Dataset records

┌──

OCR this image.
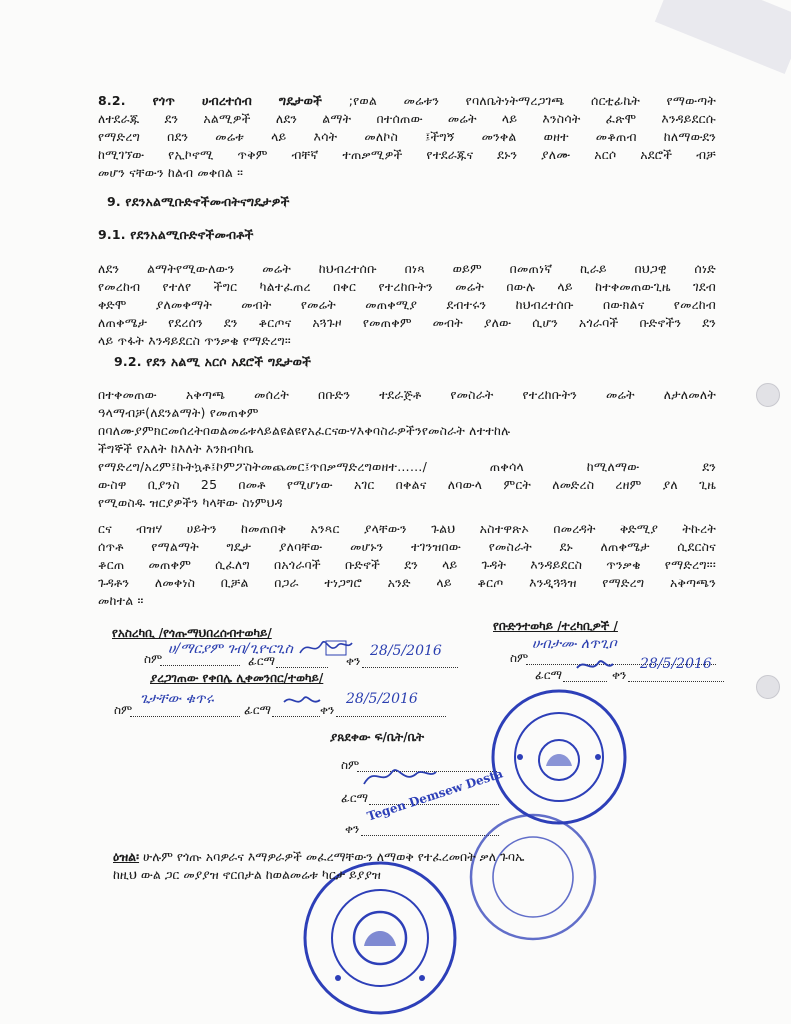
8.2. የጎጥ ሀብረተሰብ ግዴታወች ;የወል መሬቱን የባለቤትነትማረጋገጫ ሰርቲፊኬት የማውጣት
ለተደራጁ ደን አልሚዎች ለደን ልማት በተሰጠው መሬት ላይ እንስሳት ፈጽሞ እንዳይደርሱ
የማድረግ በደን መሬቱ ላይ እሳት መለኮስ ፤ችግኝ መንቀል ወዘተ መቆጠብ ከለማውደን
ከሚገኘው የኢኮኖሚ ጥቅም ብቸኛ ተጠቃሚዎች የተደራጁና ደኑን ያለሙ አርሶ አደሮች ብቻ
መሆን ናቸውን ከልብ መቀበል ።
9. የደንአልሚቡድኖችመብትናግዴታዎች
9.1. የደንአልሚቡድኖችመብቶች
ለደን ልማትየሚውለውን መሬት ከህብረተሰቡ በነጻ ወይም በመጠነኛ ኪራይ በህጋዊ ሰነድ
የመረከብ የተለየ ችግር ካልተፈጠረ በቀር የተረከቡትን መሬት በውሉ ላይ ከተቀመጠውጊዜ ገደብ
ቀድሞ ያለመቀማት መብት የመሬት መጠቀሚያ ደብተሩን ከህብረተሰቡ በውክልና የመረከብ
ለጠቀሜታ የደረሰን ደን ቆርጦና አጓጉዞ የመጠቀም መብት ያለው ሲሆን አጎራባች ቡድኖችን ደን
ላይ ጥፋት እንዳይደርስ ጥንቃቄ የማድረግ።
9.2. የደን አልሚ አርሶ አደሮች ግዴታወች
በተቀመጠው አቅጣጫ መሰረት በቡድን ተደራጅቶ የመስራት የተረከቡትን መሬት ለታለመለት
ዓላማብቻ(ለደንልማት) የመጠቀም
በባለሙያምክርመሰረትበወልመሬቱላይልዩልዩየአፈርናውሃእቀባስራዎችንየመስራት ለተተከሉ
ችግኞች የአለት ከእለት እንክብካቤ
የማድረግ/አረም፤ኩትኳቶ፤ኮምፖስትመጨመር፤ጥበቃማድረግወዘተ……/ ጠቀሳላ ከሚለማው ደን
ውስዋ ቢያንስ 25 በመቶ የሚሆነው አገር በቀልና ለባውላ ምርት ለመድረስ ረዘም ያለ ጊዜ
የሚወስዱ ዝርያዎችን ካላቸው ስነምህዳ
ርና ብዝሃ ሀይትን ከመጠበቅ አንጻር ያላቸውን ጉልህ አስተዋጽኦ በመረዳት ቅድሚያ ትኩረት
ሰጥቶ የማልማት ግዴታ ያለባቸው መሆኑን ተገንዝበው የመስራት ደኑ ለጠቀሜታ ሲደርስና
ቆርጠ መጠቀም ሲፈለግ በአጎራባች ቡድኖች ደን ላይ ጉዳት እንዳይደርስ ጥንቃቄ የማድረግ።፡
ጉዳቶን ለመቀነስ ቢቻል በጋራ ተነጋግሮ አንድ ላይ ቆርጦ እንዲጓጓዝ የማድረግ አቅጣጫን
መከተል ።
የአስረካቢ /የጎጡማህበረሰብተወካይ/	የቡድንተወካይ /ተረካቢዎች /
ስም
ሀ/ማርያም ገብ/ጊዮርጊስ
ፊርማ	ቀን
28/5/2016	ስም
ሀብታሙ ለጥጊቦ
ፊርማ	ቀን
28/5/2016
ያረጋገጠው የቀበሌ ሊቀመንበር/ተወካይ/
ስም
ጌታቸው ቁጥሩ
ፊርማ	ቀን
28/5/2016
ያጸደቀው ፍ/ቤት/ቤት
ስም
ፊርማ
ቀን
Tegen Demsew Desta
ዕዝል፡ ሁሉም የጎጡ አባዎራና እማዎራዎች መፈረማቸውን ለማወቅ የተፈረመበት ቃለ ጉባኤ
ከዚህ ውል ጋር መያያዝ ኖርበታል ከወልመሬቱ ካርታ ይያያዝ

└──

Extract all the data above exactly, excluding every picture.

OCR this image.
8.2. የጎጥ ሀብረተሰብ ግዴታወች ;የወል መሬቱን የባለቤትነትማረጋገጫ ሰርቲፊኬት የማውጣት
ለተደራጁ ደን አልሚዎች ለደን ልማት በተሰጠው መሬት ላይ እንስሳት ፈጽሞ እንዳይደርሱ
የማድረግ በደን መሬቱ ላይ እሳት መለኮስ ፤ችግኝ መንቀል ወዘተ መቆጠብ ከለማውደን
ከሚገኘው የኢኮኖሚ ጥቅም ብቸኛ ተጠቃሚዎች የተደራጁና ደኑን ያለሙ አርሶ አደሮች ብቻ
መሆን ናቸውን ከልብ መቀበል ።
9. የደንአልሚቡድኖችመብትናግዴታዎች
9.1. የደንአልሚቡድኖችመብቶች
ለደን ልማትየሚውለውን መሬት ከህብረተሰቡ በነጻ ወይም በመጠነኛ ኪራይ በህጋዊ ሰነድ
የመረከብ የተለየ ችግር ካልተፈጠረ በቀር የተረከቡትን መሬት በውሉ ላይ ከተቀመጠውጊዜ ገደብ
ቀድሞ ያለመቀማት መብት የመሬት መጠቀሚያ ደብተሩን ከህብረተሰቡ በውክልና የመረከብ
ለጠቀሜታ የደረሰን ደን ቆርጦና አጓጉዞ የመጠቀም መብት ያለው ሲሆን አጎራባች ቡድኖችን ደን
ላይ ጥፋት እንዳይደርስ ጥንቃቄ የማድረግ።
9.2. የደን አልሚ አርሶ አደሮች ግዴታወች
በተቀመጠው አቅጣጫ መሰረት በቡድን ተደራጅቶ የመስራት የተረከቡትን መሬት ለታለመለት
ዓላማብቻ(ለደንልማት) የመጠቀም
በባለሙያምክርመሰረትበወልመሬቱላይልዩልዩየአፈርናውሃእቀባስራዎችንየመስራት ለተተከሉ
ችግኞች የአለት ከእለት እንክብካቤ
የማድረግ/አረም፤ኩትኳቶ፤ኮምፖስትመጨመር፤ጥበቃማድረግወዘተ……/ ጠቀሳላ ከሚለማው ደን
ውስዋ ቢያንስ 25 በመቶ የሚሆነው አገር በቀልና ለባውላ ምርት ለመድረስ ረዘም ያለ ጊዜ
የሚወስዱ ዝርያዎችን ካላቸው ስነምህዳ
ርና ብዝሃ ሀይትን ከመጠበቅ አንጻር ያላቸውን ጉልህ አስተዋጽኦ በመረዳት ቅድሚያ ትኩረት
ሰጥቶ የማልማት ግዴታ ያለባቸው መሆኑን ተገንዝበው የመስራት ደኑ ለጠቀሜታ ሲደርስና
ቆርጠ መጠቀም ሲፈለግ በአጎራባች ቡድኖች ደን ላይ ጉዳት እንዳይደርስ ጥንቃቄ የማድረግ።፡
ጉዳቶን ለመቀነስ ቢቻል በጋራ ተነጋግሮ አንድ ላይ ቆርጦ እንዲጓጓዝ የማድረግ አቅጣጫን
መከተል ።
የአስረካቢ /የጎጡማህበረሰብተወካይ/	የቡድንተወካይ /ተረካቢዎች /
ስም
ሀ/ማርያም ገብ/ጊዮርጊስ
ፊርማ	ቀን
28/5/2016	ስም
ሀብታሙ ለጥጊቦ
ፊርማ	ቀን
28/5/2016
ያረጋገጠው የቀበሌ ሊቀመንበር/ተወካይ/
ስም
ጌታቸው ቁጥሩ
ፊርማ	ቀን
28/5/2016
ያጸደቀው ፍ/ቤት/ቤት
ስም
ፊርማ
ቀን
Tegen Demsew Desta
ዕዝል፡ ሁሉም የጎጡ አባዎራና እማዎራዎች መፈረማቸውን ለማወቅ የተፈረመበት ቃለ ጉባኤ
ከዚህ ውል ጋር መያያዝ ኖርበታል ከወልመሬቱ ካርታ ይያያዝ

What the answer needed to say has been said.